Dataset rows:

------------

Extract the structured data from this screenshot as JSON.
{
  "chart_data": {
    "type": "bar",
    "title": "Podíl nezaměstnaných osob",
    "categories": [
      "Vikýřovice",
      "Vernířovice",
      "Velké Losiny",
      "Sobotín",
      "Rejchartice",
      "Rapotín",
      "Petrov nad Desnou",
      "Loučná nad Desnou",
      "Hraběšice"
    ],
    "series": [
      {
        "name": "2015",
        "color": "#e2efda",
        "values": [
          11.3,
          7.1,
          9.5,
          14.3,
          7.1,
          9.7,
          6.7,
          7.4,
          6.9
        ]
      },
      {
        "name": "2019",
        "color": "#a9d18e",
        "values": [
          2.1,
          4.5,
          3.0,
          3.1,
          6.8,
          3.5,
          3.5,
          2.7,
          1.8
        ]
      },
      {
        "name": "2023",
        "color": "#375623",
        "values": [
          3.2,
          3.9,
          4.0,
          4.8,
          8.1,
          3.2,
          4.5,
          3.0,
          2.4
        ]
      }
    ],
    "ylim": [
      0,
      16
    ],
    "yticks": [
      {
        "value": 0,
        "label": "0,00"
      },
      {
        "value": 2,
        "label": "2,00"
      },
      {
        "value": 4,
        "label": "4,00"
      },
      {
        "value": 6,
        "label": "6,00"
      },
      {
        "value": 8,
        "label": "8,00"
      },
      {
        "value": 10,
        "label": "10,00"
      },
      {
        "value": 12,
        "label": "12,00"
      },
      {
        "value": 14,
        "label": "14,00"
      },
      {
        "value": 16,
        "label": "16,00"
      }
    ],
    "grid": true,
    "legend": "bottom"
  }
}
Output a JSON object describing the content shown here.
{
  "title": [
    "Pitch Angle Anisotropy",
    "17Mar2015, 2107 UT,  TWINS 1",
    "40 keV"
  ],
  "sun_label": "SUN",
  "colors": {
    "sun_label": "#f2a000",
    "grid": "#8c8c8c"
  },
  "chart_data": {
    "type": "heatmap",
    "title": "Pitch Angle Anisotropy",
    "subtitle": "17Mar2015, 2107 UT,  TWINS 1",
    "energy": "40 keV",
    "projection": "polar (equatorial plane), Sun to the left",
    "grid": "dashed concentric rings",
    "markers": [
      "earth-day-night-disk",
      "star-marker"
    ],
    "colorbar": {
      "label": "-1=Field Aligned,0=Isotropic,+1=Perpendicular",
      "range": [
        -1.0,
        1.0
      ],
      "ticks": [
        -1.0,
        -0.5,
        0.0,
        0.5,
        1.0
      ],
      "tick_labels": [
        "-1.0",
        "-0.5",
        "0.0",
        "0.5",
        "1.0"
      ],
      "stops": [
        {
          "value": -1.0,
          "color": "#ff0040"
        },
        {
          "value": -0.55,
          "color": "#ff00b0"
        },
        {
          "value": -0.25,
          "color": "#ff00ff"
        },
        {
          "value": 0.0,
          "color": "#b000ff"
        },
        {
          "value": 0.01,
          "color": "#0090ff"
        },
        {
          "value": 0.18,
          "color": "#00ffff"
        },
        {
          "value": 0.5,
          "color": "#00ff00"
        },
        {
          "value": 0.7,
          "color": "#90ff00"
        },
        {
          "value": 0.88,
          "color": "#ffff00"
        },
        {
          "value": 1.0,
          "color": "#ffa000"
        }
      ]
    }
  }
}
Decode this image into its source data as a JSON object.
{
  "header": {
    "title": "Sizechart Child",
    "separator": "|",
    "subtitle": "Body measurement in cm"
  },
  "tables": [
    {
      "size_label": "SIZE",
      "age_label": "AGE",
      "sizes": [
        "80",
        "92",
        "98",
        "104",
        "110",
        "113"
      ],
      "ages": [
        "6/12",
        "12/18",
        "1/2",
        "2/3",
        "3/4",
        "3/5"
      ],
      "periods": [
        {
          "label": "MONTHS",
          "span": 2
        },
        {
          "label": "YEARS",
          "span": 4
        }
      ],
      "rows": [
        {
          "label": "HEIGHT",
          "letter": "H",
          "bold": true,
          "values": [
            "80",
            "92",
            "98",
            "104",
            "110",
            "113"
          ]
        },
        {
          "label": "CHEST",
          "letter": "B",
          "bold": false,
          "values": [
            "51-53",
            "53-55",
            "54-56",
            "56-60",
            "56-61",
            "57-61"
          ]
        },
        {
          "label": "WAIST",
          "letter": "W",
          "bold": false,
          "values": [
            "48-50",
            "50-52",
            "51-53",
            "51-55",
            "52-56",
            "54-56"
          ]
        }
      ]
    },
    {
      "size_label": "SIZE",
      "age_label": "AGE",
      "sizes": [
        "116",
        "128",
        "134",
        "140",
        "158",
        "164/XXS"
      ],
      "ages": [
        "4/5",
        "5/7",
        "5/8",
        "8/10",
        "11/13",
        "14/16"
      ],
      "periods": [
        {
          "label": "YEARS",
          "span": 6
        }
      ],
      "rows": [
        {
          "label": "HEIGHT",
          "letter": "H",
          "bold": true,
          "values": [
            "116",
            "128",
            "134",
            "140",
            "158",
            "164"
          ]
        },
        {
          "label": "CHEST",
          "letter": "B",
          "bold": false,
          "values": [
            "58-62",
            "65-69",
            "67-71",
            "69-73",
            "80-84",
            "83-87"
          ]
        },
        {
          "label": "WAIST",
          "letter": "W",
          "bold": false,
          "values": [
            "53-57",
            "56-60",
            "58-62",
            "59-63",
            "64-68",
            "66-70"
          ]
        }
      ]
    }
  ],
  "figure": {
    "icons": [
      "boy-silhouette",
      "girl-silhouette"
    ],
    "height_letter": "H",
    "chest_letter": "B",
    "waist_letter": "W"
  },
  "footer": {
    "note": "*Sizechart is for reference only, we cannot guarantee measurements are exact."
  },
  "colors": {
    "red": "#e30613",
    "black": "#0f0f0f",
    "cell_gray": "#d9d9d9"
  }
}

------------

Short exercise:
Search the entries for "Anisotropy" and copy out each line that has it.

Final result:
    "Pitch Angle Anisotropy",
    "title": "Pitch Angle Anisotropy",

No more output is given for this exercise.